Exercise objective: Repeat the whole listing below, word for word.

[Start of Records shown]

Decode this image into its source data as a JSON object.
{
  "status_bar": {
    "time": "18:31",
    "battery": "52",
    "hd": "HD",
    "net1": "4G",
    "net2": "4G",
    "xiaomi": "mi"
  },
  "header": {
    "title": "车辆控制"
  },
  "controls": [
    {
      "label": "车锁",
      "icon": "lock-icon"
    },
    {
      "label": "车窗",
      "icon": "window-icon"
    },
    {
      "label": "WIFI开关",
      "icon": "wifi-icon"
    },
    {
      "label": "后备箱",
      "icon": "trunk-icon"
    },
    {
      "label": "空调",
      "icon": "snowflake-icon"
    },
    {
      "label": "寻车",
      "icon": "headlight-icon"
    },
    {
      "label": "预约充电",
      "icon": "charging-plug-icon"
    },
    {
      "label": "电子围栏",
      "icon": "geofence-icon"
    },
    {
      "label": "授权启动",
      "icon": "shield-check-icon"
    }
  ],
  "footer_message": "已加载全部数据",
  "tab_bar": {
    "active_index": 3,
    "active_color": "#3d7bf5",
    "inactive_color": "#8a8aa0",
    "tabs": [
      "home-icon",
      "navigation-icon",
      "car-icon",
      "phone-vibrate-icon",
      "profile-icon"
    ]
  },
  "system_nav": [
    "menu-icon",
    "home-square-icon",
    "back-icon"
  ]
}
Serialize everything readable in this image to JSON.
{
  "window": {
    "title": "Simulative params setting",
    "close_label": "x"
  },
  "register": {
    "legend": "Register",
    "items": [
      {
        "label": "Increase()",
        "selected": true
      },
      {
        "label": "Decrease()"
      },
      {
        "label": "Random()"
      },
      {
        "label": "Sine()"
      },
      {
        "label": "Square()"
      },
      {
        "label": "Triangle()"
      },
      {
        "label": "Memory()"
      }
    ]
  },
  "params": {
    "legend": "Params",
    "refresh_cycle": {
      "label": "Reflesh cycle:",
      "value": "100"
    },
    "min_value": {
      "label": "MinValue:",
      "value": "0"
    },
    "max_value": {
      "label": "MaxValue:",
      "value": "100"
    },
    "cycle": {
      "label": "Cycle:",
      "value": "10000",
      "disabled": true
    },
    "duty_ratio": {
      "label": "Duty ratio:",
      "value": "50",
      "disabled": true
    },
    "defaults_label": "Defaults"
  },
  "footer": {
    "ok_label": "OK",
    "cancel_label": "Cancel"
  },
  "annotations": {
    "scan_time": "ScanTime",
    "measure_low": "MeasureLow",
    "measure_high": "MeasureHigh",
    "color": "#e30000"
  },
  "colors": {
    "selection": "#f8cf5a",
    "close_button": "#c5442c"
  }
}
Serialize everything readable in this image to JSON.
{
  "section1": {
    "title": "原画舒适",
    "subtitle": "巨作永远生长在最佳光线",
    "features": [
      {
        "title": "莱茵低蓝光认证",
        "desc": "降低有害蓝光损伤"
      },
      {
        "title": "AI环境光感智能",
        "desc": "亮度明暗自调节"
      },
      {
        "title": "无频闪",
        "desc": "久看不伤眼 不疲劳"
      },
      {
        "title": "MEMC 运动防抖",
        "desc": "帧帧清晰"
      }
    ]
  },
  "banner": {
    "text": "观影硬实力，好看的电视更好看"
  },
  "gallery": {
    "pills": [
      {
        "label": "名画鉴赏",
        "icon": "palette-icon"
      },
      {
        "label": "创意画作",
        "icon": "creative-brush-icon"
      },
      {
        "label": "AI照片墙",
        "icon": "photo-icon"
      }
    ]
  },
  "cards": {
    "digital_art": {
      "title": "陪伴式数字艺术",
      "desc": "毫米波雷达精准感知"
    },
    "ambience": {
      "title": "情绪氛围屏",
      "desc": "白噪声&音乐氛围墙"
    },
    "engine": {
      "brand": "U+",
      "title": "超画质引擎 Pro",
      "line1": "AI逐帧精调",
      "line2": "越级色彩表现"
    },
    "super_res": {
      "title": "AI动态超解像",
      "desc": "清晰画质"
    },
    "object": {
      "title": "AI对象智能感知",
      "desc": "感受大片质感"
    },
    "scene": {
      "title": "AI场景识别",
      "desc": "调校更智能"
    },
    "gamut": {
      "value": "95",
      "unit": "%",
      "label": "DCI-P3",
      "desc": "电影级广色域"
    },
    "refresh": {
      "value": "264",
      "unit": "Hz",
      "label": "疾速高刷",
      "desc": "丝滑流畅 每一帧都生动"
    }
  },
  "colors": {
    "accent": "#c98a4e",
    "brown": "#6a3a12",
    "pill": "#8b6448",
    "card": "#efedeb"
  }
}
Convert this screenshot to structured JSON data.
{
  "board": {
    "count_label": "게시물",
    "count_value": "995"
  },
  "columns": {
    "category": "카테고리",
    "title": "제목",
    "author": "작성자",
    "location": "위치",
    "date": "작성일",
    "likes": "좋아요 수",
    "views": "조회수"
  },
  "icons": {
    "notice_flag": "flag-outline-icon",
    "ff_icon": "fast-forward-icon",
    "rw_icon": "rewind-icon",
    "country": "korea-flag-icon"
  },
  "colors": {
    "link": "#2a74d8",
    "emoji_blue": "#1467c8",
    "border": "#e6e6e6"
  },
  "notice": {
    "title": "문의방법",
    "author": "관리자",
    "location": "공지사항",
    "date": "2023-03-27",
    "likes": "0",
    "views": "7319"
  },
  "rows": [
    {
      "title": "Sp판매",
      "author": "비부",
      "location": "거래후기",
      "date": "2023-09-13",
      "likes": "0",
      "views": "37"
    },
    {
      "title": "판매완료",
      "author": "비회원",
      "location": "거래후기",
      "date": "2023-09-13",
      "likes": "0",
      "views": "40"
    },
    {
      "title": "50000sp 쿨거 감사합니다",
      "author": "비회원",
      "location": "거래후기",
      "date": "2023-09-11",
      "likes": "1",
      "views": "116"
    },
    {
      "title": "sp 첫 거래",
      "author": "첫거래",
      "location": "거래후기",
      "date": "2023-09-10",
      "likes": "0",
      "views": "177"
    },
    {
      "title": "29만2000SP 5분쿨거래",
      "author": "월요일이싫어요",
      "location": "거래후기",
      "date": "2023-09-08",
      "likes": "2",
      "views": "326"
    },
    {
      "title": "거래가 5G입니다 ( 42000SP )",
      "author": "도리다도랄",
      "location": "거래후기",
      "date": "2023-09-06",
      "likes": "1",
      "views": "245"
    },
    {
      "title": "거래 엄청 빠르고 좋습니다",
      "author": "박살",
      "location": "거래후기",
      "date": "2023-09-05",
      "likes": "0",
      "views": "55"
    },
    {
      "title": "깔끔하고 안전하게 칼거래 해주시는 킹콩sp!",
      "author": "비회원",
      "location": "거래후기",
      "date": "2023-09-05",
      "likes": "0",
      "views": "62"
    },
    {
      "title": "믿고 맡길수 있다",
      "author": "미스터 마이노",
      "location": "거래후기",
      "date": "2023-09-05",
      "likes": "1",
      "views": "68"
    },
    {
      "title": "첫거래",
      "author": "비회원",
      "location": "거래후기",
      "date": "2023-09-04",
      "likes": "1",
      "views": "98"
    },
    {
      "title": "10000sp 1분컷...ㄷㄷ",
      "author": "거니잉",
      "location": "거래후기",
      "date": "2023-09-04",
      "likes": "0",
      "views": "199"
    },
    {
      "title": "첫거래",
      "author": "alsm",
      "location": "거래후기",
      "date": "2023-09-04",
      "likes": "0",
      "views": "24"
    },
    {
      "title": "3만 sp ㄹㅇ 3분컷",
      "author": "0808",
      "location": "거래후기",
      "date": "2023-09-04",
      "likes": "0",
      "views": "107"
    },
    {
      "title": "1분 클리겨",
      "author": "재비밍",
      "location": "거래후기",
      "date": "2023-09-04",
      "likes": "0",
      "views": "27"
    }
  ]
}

[End of Records shown]

Answer to the task:
Decode this image into its source data as a JSON object.
{
  "status_bar": {
    "time": "18:31",
    "battery": "52",
    "hd": "HD",
    "net1": "4G",
    "net2": "4G",
    "xiaomi": "mi"
  },
  "header": {
    "title": "车辆控制"
  },
  "controls": [
    {
      "label": "车锁",
      "icon": "lock-icon"
    },
    {
      "label": "车窗",
      "icon": "window-icon"
    },
    {
      "label": "WIFI开关",
      "icon": "wifi-icon"
    },
    {
      "label": "后备箱",
      "icon": "trunk-icon"
    },
    {
      "label": "空调",
      "icon": "snowflake-icon"
    },
    {
      "label": "寻车",
      "icon": "headlight-icon"
    },
    {
      "label": "预约充电",
      "icon": "charging-plug-icon"
    },
    {
      "label": "电子围栏",
      "icon": "geofence-icon"
    },
    {
      "label": "授权启动",
      "icon": "shield-check-icon"
    }
  ],
  "footer_message": "已加载全部数据",
  "tab_bar": {
    "active_index": 3,
    "active_color": "#3d7bf5",
    "inactive_color": "#8a8aa0",
    "tabs": [
      "home-icon",
      "navigation-icon",
      "car-icon",
      "phone-vibrate-icon",
      "profile-icon"
    ]
  },
  "system_nav": [
    "menu-icon",
    "home-square-icon",
    "back-icon"
  ]
}
Serialize everything readable in this image to JSON.
{
  "window": {
    "title": "Simulative params setting",
    "close_label": "x"
  },
  "register": {
    "legend": "Register",
    "items": [
      {
        "label": "Increase()",
        "selected": true
      },
      {
        "label": "Decrease()"
      },
      {
        "label": "Random()"
      },
      {
        "label": "Sine()"
      },
      {
        "label": "Square()"
      },
      {
        "label": "Triangle()"
      },
      {
        "label": "Memory()"
      }
    ]
  },
  "params": {
    "legend": "Params",
    "refresh_cycle": {
      "label": "Reflesh cycle:",
      "value": "100"
    },
    "min_value": {
      "label": "MinValue:",
      "value": "0"
    },
    "max_value": {
      "label": "MaxValue:",
      "value": "100"
    },
    "cycle": {
      "label": "Cycle:",
      "value": "10000",
      "disabled": true
    },
    "duty_ratio": {
      "label": "Duty ratio:",
      "value": "50",
      "disabled": true
    },
    "defaults_label": "Defaults"
  },
  "footer": {
    "ok_label": "OK",
    "cancel_label": "Cancel"
  },
  "annotations": {
    "scan_time": "ScanTime",
    "measure_low": "MeasureLow",
    "measure_high": "MeasureHigh",
    "color": "#e30000"
  },
  "colors": {
    "selection": "#f8cf5a",
    "close_button": "#c5442c"
  }
}
Serialize everything readable in this image to JSON.
{
  "section1": {
    "title": "原画舒适",
    "subtitle": "巨作永远生长在最佳光线",
    "features": [
      {
        "title": "莱茵低蓝光认证",
        "desc": "降低有害蓝光损伤"
      },
      {
        "title": "AI环境光感智能",
        "desc": "亮度明暗自调节"
      },
      {
        "title": "无频闪",
        "desc": "久看不伤眼 不疲劳"
      },
      {
        "title": "MEMC 运动防抖",
        "desc": "帧帧清晰"
      }
    ]
  },
  "banner": {
    "text": "观影硬实力，好看的电视更好看"
  },
  "gallery": {
    "pills": [
      {
        "label": "名画鉴赏",
        "icon": "palette-icon"
      },
      {
        "label": "创意画作",
        "icon": "creative-brush-icon"
      },
      {
        "label": "AI照片墙",
        "icon": "photo-icon"
      }
    ]
  },
  "cards": {
    "digital_art": {
      "title": "陪伴式数字艺术",
      "desc": "毫米波雷达精准感知"
    },
    "ambience": {
      "title": "情绪氛围屏",
      "desc": "白噪声&音乐氛围墙"
    },
    "engine": {
      "brand": "U+",
      "title": "超画质引擎 Pro",
      "line1": "AI逐帧精调",
      "line2": "越级色彩表现"
    },
    "super_res": {
      "title": "AI动态超解像",
      "desc": "清晰画质"
    },
    "object": {
      "title": "AI对象智能感知",
      "desc": "感受大片质感"
    },
    "scene": {
      "title": "AI场景识别",
      "desc": "调校更智能"
    },
    "gamut": {
      "value": "95",
      "unit": "%",
      "label": "DCI-P3",
      "desc": "电影级广色域"
    },
    "refresh": {
      "value": "264",
      "unit": "Hz",
      "label": "疾速高刷",
      "desc": "丝滑流畅 每一帧都生动"
    }
  },
  "colors": {
    "accent": "#c98a4e",
    "brown": "#6a3a12",
    "pill": "#8b6448",
    "card": "#efedeb"
  }
}
Convert this screenshot to structured JSON data.
{
  "board": {
    "count_label": "게시물",
    "count_value": "995"
  },
  "columns": {
    "category": "카테고리",
    "title": "제목",
    "author": "작성자",
    "location": "위치",
    "date": "작성일",
    "likes": "좋아요 수",
    "views": "조회수"
  },
  "icons": {
    "notice_flag": "flag-outline-icon",
    "ff_icon": "fast-forward-icon",
    "rw_icon": "rewind-icon",
    "country": "korea-flag-icon"
  },
  "colors": {
    "link": "#2a74d8",
    "emoji_blue": "#1467c8",
    "border": "#e6e6e6"
  },
  "notice": {
    "title": "문의방법",
    "author": "관리자",
    "location": "공지사항",
    "date": "2023-03-27",
    "likes": "0",
    "views": "7319"
  },
  "rows": [
    {
      "title": "Sp판매",
      "author": "비부",
      "location": "거래후기",
      "date": "2023-09-13",
      "likes": "0",
      "views": "37"
    },
    {
      "title": "판매완료",
      "author": "비회원",
      "location": "거래후기",
      "date": "2023-09-13",
      "likes": "0",
      "views": "40"
    },
    {
      "title": "50000sp 쿨거 감사합니다",
      "author": "비회원",
      "location": "거래후기",
      "date": "2023-09-11",
      "likes": "1",
      "views": "116"
    },
    {
      "title": "sp 첫 거래",
      "author": "첫거래",
      "location": "거래후기",
      "date": "2023-09-10",
      "likes": "0",
      "views": "177"
    },
    {
      "title": "29만2000SP 5분쿨거래",
      "author": "월요일이싫어요",
      "location": "거래후기",
      "date": "2023-09-08",
      "likes": "2",
      "views": "326"
    },
    {
      "title": "거래가 5G입니다 ( 42000SP )",
      "author": "도리다도랄",
      "location": "거래후기",
      "date": "2023-09-06",
      "likes": "1",
      "views": "245"
    },
    {
      "title": "거래 엄청 빠르고 좋습니다",
      "author": "박살",
      "location": "거래후기",
      "date": "2023-09-05",
      "likes": "0",
      "views": "55"
    },
    {
      "title": "깔끔하고 안전하게 칼거래 해주시는 킹콩sp!",
      "author": "비회원",
      "location": "거래후기",
      "date": "2023-09-05",
      "likes": "0",
      "views": "62"
    },
    {
      "title": "믿고 맡길수 있다",
      "author": "미스터 마이노",
      "location": "거래후기",
      "date": "2023-09-05",
      "likes": "1",
      "views": "68"
    },
    {
      "title": "첫거래",
      "author": "비회원",
      "location": "거래후기",
      "date": "2023-09-04",
      "likes": "1",
      "views": "98"
    },
    {
      "title": "10000sp 1분컷...ㄷㄷ",
      "author": "거니잉",
      "location": "거래후기",
      "date": "2023-09-04",
      "likes": "0",
      "views": "199"
    },
    {
      "title": "첫거래",
      "author": "alsm",
      "location": "거래후기",
      "date": "2023-09-04",
      "likes": "0",
      "views": "24"
    },
    {
      "title": "3만 sp ㄹㅇ 3분컷",
      "author": "0808",
      "location": "거래후기",
      "date": "2023-09-04",
      "likes": "0",
      "views": "107"
    },
    {
      "title": "1분 클리겨",
      "author": "재비밍",
      "location": "거래후기",
      "date": "2023-09-04",
      "likes": "0",
      "views": "27"
    }
  ]
}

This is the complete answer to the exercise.